From the listing that follows, output everything exactly except the pictures.

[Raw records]
:::
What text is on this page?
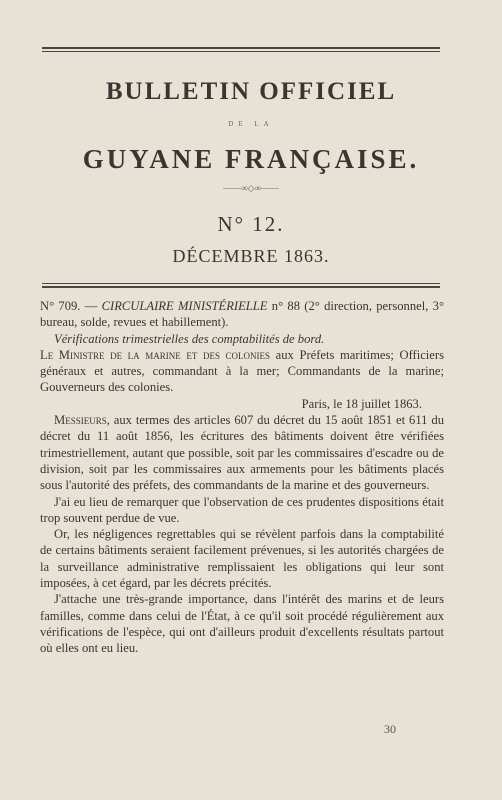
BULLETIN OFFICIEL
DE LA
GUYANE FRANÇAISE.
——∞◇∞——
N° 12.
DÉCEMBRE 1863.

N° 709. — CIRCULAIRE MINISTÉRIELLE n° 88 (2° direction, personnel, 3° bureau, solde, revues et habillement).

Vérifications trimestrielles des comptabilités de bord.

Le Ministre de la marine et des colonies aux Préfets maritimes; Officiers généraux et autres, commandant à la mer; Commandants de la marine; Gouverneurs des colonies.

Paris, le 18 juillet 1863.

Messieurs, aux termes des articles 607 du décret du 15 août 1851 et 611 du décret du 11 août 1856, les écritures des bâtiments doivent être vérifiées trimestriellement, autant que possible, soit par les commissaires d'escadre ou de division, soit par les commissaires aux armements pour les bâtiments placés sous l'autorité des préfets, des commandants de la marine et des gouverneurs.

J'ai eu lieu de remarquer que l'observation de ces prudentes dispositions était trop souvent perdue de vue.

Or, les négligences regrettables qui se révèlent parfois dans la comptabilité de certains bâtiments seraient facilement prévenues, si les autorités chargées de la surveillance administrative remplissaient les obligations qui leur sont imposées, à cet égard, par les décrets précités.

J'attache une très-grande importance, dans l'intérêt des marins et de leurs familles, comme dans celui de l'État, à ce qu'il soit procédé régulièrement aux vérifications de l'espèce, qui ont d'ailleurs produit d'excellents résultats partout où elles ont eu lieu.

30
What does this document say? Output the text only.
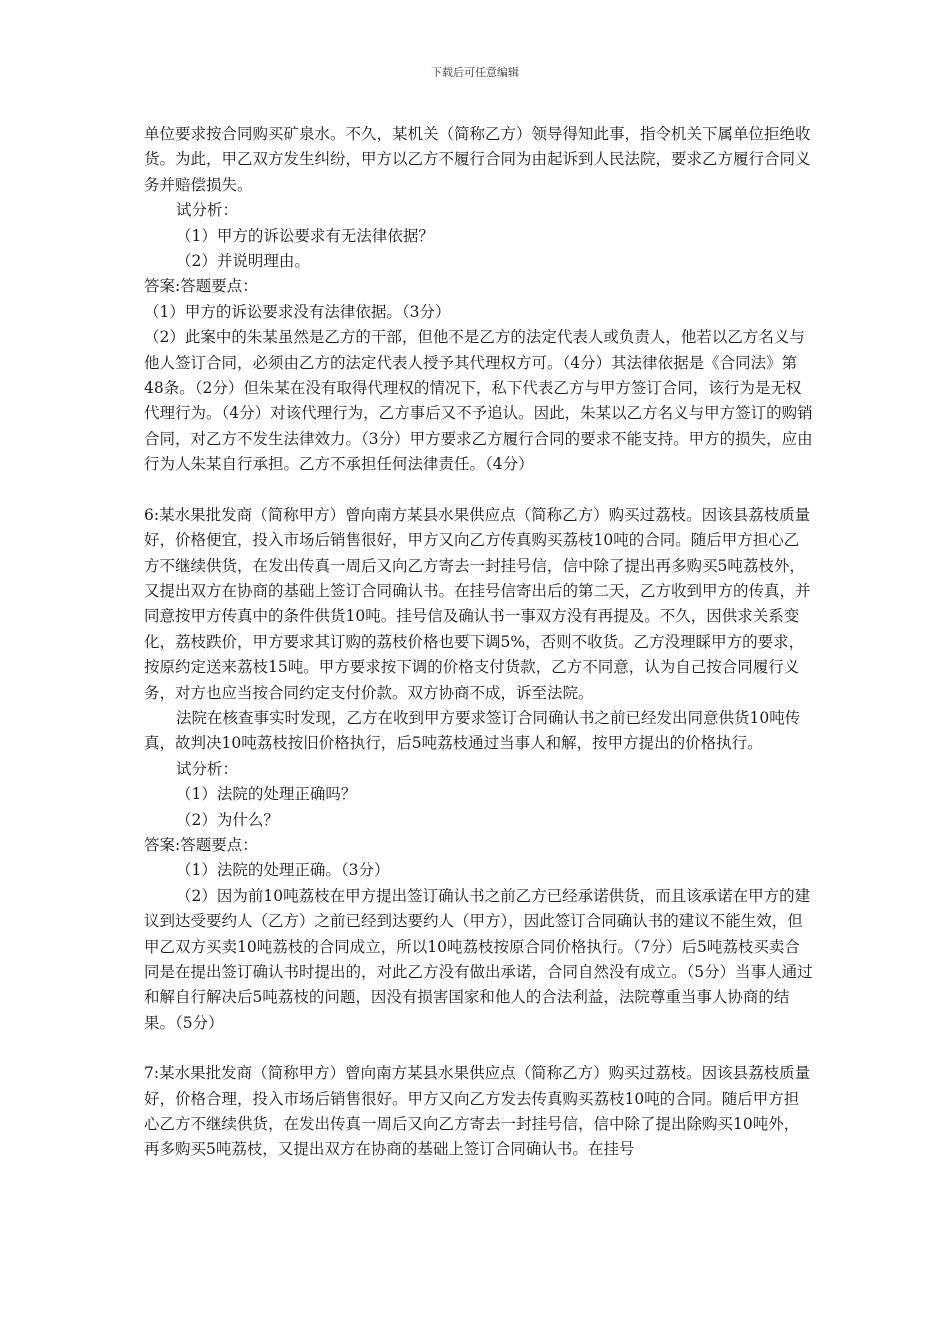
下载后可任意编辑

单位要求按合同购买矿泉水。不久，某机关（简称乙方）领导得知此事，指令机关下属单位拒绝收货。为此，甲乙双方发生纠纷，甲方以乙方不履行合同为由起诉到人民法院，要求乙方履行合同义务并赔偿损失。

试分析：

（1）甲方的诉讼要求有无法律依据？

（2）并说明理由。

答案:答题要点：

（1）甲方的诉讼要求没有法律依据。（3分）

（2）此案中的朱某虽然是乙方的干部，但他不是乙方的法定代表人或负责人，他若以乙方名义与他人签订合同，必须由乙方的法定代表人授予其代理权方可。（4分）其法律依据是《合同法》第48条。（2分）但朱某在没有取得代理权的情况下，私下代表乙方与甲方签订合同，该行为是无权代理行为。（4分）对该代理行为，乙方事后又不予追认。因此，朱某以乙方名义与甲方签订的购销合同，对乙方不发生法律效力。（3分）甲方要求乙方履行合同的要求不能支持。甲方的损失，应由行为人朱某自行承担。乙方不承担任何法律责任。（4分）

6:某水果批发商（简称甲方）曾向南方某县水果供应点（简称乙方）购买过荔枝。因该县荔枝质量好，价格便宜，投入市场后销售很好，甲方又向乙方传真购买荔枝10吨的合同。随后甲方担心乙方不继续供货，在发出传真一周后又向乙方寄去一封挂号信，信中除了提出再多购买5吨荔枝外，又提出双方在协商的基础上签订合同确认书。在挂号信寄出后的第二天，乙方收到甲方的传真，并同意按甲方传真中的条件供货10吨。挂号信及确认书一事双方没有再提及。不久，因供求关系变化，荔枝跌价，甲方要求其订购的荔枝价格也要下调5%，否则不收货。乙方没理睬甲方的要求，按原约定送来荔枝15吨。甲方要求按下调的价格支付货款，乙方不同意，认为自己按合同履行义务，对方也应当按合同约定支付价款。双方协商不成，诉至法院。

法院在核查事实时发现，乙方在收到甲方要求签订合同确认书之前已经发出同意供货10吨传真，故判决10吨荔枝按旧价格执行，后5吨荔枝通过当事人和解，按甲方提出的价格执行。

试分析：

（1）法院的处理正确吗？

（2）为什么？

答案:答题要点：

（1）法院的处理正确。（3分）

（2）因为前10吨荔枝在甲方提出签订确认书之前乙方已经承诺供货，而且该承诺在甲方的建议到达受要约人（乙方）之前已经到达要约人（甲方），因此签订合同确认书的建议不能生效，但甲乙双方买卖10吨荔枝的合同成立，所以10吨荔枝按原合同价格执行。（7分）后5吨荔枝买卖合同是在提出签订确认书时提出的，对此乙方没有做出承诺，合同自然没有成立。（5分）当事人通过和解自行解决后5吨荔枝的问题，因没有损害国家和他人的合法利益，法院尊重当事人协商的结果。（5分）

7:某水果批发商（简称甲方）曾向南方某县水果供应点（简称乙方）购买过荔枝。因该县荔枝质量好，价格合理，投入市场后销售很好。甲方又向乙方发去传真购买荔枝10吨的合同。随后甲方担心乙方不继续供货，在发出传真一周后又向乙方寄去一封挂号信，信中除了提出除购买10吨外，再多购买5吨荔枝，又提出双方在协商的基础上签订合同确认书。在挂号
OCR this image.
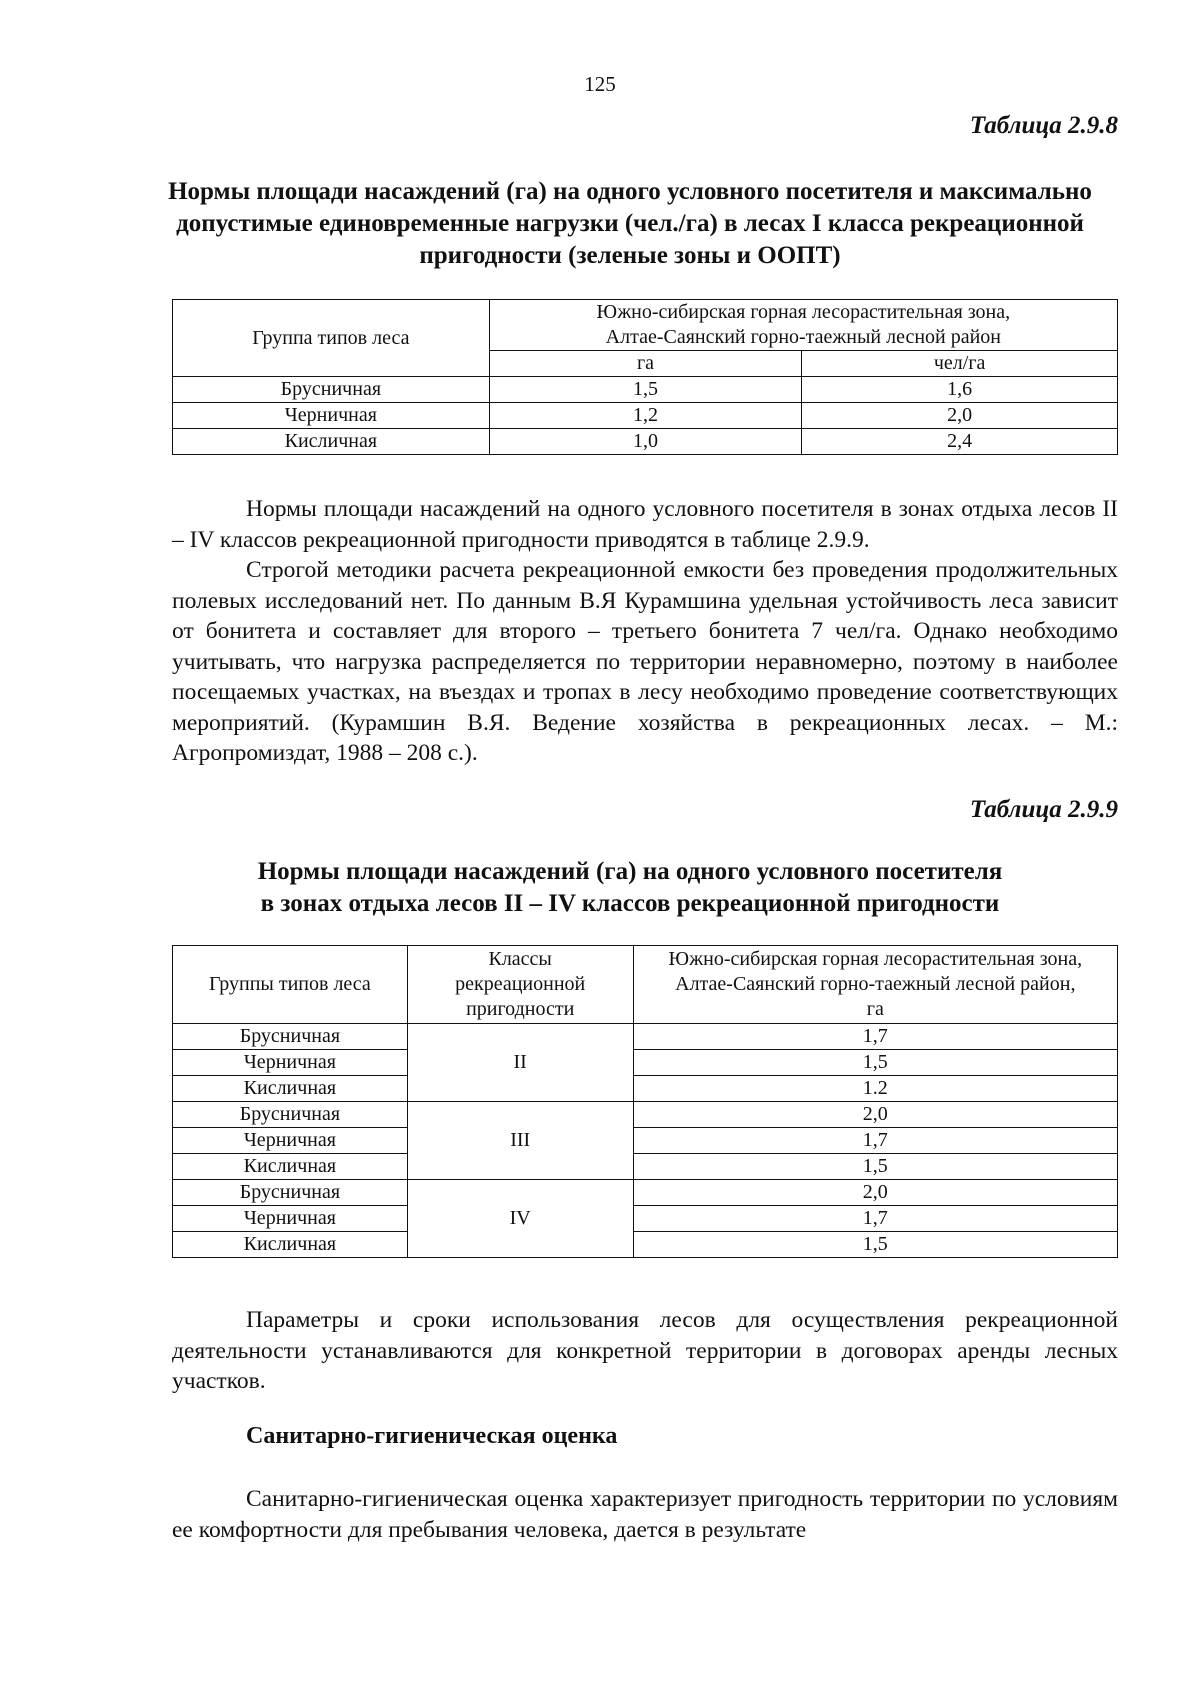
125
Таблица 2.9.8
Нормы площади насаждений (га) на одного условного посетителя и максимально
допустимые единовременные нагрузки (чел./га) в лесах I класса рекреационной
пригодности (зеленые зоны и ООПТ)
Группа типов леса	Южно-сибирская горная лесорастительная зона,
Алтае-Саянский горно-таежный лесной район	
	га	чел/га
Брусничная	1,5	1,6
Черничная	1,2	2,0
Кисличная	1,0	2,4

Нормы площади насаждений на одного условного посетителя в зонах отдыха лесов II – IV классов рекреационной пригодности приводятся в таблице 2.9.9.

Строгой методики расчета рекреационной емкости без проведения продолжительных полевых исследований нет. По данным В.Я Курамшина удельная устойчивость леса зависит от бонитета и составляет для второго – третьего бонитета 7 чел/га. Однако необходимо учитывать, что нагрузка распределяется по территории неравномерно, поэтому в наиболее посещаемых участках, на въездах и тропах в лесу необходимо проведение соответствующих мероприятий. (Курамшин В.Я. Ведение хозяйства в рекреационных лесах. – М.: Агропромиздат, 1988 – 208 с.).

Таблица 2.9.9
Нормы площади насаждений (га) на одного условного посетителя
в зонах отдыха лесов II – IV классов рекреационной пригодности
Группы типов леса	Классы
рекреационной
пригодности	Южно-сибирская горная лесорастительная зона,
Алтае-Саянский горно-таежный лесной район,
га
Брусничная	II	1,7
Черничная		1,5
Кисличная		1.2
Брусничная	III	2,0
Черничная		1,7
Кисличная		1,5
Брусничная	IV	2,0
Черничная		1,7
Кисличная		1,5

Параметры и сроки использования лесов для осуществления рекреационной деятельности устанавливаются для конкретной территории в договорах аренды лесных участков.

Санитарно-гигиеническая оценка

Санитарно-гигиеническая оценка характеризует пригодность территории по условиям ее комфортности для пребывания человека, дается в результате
:::
RESPONSE TO THE EXERCISE
What text is on this page?
BULLETIN OFFICIEL
DE LA
GUYANE FRANÇAISE.
——∞◇∞——
N° 12.
DÉCEMBRE 1863.

N° 709. — CIRCULAIRE MINISTÉRIELLE n° 88 (2° direction, personnel, 3° bureau, solde, revues et habillement).

Vérifications trimestrielles des comptabilités de bord.

Le Ministre de la marine et des colonies aux Préfets maritimes; Officiers généraux et autres, commandant à la mer; Commandants de la marine; Gouverneurs des colonies.

Paris, le 18 juillet 1863.

Messieurs, aux termes des articles 607 du décret du 15 août 1851 et 611 du décret du 11 août 1856, les écritures des bâtiments doivent être vérifiées trimestriellement, autant que possible, soit par les commissaires d'escadre ou de division, soit par les commissaires aux armements pour les bâtiments placés sous l'autorité des préfets, des commandants de la marine et des gouverneurs.

J'ai eu lieu de remarquer que l'observation de ces prudentes dispositions était trop souvent perdue de vue.

Or, les négligences regrettables qui se révèlent parfois dans la comptabilité de certains bâtiments seraient facilement prévenues, si les autorités chargées de la surveillance administrative remplissaient les obligations qui leur sont imposées, à cet égard, par les décrets précités.

J'attache une très-grande importance, dans l'intérêt des marins et de leurs familles, comme dans celui de l'État, à ce qu'il soit procédé régulièrement aux vérifications de l'espèce, qui ont d'ailleurs produit d'excellents résultats partout où elles ont eu lieu.

30
What does this document say? Output the text only.
下载后可任意编辑

单位要求按合同购买矿泉水。不久，某机关（简称乙方）领导得知此事，指令机关下属单位拒绝收货。为此，甲乙双方发生纠纷，甲方以乙方不履行合同为由起诉到人民法院，要求乙方履行合同义务并赔偿损失。

试分析：

（1）甲方的诉讼要求有无法律依据？

（2）并说明理由。

答案:答题要点：

（1）甲方的诉讼要求没有法律依据。（3分）

（2）此案中的朱某虽然是乙方的干部，但他不是乙方的法定代表人或负责人，他若以乙方名义与他人签订合同，必须由乙方的法定代表人授予其代理权方可。（4分）其法律依据是《合同法》第48条。（2分）但朱某在没有取得代理权的情况下，私下代表乙方与甲方签订合同，该行为是无权代理行为。（4分）对该代理行为，乙方事后又不予追认。因此，朱某以乙方名义与甲方签订的购销合同，对乙方不发生法律效力。（3分）甲方要求乙方履行合同的要求不能支持。甲方的损失，应由行为人朱某自行承担。乙方不承担任何法律责任。（4分）

6:某水果批发商（简称甲方）曾向南方某县水果供应点（简称乙方）购买过荔枝。因该县荔枝质量好，价格便宜，投入市场后销售很好，甲方又向乙方传真购买荔枝10吨的合同。随后甲方担心乙方不继续供货，在发出传真一周后又向乙方寄去一封挂号信，信中除了提出再多购买5吨荔枝外，又提出双方在协商的基础上签订合同确认书。在挂号信寄出后的第二天，乙方收到甲方的传真，并同意按甲方传真中的条件供货10吨。挂号信及确认书一事双方没有再提及。不久，因供求关系变化，荔枝跌价，甲方要求其订购的荔枝价格也要下调5%，否则不收货。乙方没理睬甲方的要求，按原约定送来荔枝15吨。甲方要求按下调的价格支付货款，乙方不同意，认为自己按合同履行义务，对方也应当按合同约定支付价款。双方协商不成，诉至法院。

法院在核查事实时发现，乙方在收到甲方要求签订合同确认书之前已经发出同意供货10吨传真，故判决10吨荔枝按旧价格执行，后5吨荔枝通过当事人和解，按甲方提出的价格执行。

试分析：

（1）法院的处理正确吗？

（2）为什么？

答案:答题要点：

（1）法院的处理正确。（3分）

（2）因为前10吨荔枝在甲方提出签订确认书之前乙方已经承诺供货，而且该承诺在甲方的建议到达受要约人（乙方）之前已经到达要约人（甲方），因此签订合同确认书的建议不能生效，但甲乙双方买卖10吨荔枝的合同成立，所以10吨荔枝按原合同价格执行。（7分）后5吨荔枝买卖合同是在提出签订确认书时提出的，对此乙方没有做出承诺，合同自然没有成立。（5分）当事人通过和解自行解决后5吨荔枝的问题，因没有损害国家和他人的合法利益，法院尊重当事人协商的结果。（5分）

7:某水果批发商（简称甲方）曾向南方某县水果供应点（简称乙方）购买过荔枝。因该县荔枝质量好，价格合理，投入市场后销售很好。甲方又向乙方发去传真购买荔枝10吨的合同。随后甲方担心乙方不继续供货，在发出传真一周后又向乙方寄去一封挂号信，信中除了提出除购买10吨外，再多购买5吨荔枝，又提出双方在协商的基础上签订合同确认书。在挂号
OCR this image.
125
Таблица 2.9.8
Нормы площади насаждений (га) на одного условного посетителя и максимально
допустимые единовременные нагрузки (чел./га) в лесах I класса рекреационной
пригодности (зеленые зоны и ООПТ)
Группа типов леса	Южно-сибирская горная лесорастительная зона,
Алтае-Саянский горно-таежный лесной район	
	га	чел/га
Брусничная	1,5	1,6
Черничная	1,2	2,0
Кисличная	1,0	2,4

Нормы площади насаждений на одного условного посетителя в зонах отдыха лесов II – IV классов рекреационной пригодности приводятся в таблице 2.9.9.

Строгой методики расчета рекреационной емкости без проведения продолжительных полевых исследований нет. По данным В.Я Курамшина удельная устойчивость леса зависит от бонитета и составляет для второго – третьего бонитета 7 чел/га. Однако необходимо учитывать, что нагрузка распределяется по территории неравномерно, поэтому в наиболее посещаемых участках, на въездах и тропах в лесу необходимо проведение соответствующих мероприятий. (Курамшин В.Я. Ведение хозяйства в рекреационных лесах. – М.: Агропромиздат, 1988 – 208 с.).

Таблица 2.9.9
Нормы площади насаждений (га) на одного условного посетителя
в зонах отдыха лесов II – IV классов рекреационной пригодности
Группы типов леса	Классы
рекреационной
пригодности	Южно-сибирская горная лесорастительная зона,
Алтае-Саянский горно-таежный лесной район,
га
Брусничная	II	1,7
Черничная		1,5
Кисличная		1.2
Брусничная	III	2,0
Черничная		1,7
Кисличная		1,5
Брусничная	IV	2,0
Черничная		1,7
Кисличная		1,5

Параметры и сроки использования лесов для осуществления рекреационной деятельности устанавливаются для конкретной территории в договорах аренды лесных участков.

Санитарно-гигиеническая оценка

Санитарно-гигиеническая оценка характеризует пригодность территории по условиям ее комфортности для пребывания человека, дается в результате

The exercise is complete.